INPUT RECORDS
* * * * * * * * *

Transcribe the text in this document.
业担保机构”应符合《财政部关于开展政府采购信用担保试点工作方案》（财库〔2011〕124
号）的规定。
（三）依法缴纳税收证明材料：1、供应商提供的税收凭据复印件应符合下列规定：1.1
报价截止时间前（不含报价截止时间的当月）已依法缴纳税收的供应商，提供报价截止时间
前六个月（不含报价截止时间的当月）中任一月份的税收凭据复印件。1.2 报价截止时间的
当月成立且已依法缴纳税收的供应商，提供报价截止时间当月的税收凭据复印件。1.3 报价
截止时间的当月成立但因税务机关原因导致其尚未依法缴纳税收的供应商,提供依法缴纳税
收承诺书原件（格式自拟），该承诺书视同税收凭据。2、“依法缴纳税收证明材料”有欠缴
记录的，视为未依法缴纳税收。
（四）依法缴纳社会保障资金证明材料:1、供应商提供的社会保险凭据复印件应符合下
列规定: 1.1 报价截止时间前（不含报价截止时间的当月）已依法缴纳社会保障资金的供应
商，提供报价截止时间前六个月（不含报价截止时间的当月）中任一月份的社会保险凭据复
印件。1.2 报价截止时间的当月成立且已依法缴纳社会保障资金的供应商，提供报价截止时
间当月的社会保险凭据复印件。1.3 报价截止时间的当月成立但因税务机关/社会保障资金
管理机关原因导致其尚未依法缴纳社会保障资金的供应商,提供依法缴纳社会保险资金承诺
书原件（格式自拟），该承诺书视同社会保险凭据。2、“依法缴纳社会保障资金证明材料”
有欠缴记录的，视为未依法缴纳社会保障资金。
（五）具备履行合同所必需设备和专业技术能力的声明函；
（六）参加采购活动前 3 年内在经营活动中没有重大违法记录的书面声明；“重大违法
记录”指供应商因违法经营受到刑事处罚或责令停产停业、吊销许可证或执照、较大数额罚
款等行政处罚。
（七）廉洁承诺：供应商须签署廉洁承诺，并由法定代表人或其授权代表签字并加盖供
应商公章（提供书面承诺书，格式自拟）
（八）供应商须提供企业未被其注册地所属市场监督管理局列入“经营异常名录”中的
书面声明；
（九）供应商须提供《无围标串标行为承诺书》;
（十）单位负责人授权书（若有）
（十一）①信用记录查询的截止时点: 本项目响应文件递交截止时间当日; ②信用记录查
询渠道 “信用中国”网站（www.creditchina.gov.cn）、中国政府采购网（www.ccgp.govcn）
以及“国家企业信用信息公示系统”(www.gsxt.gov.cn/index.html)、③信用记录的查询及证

* * * * * * * * *

Search the lines above for the string "不含报价截止时间的当月" and copy each line that has it.

报价截止时间前（不含报价截止时间的当月）已依法缴纳税收的供应商，提供报价截止时间
前六个月（不含报价截止时间的当月）中任一月份的税收凭据复印件。1.2 报价截止时间的
列规定: 1.1 报价截止时间前（不含报价截止时间的当月）已依法缴纳社会保障资金的供应
商，提供报价截止时间前六个月（不含报价截止时间的当月）中任一月份的社会保险凭据复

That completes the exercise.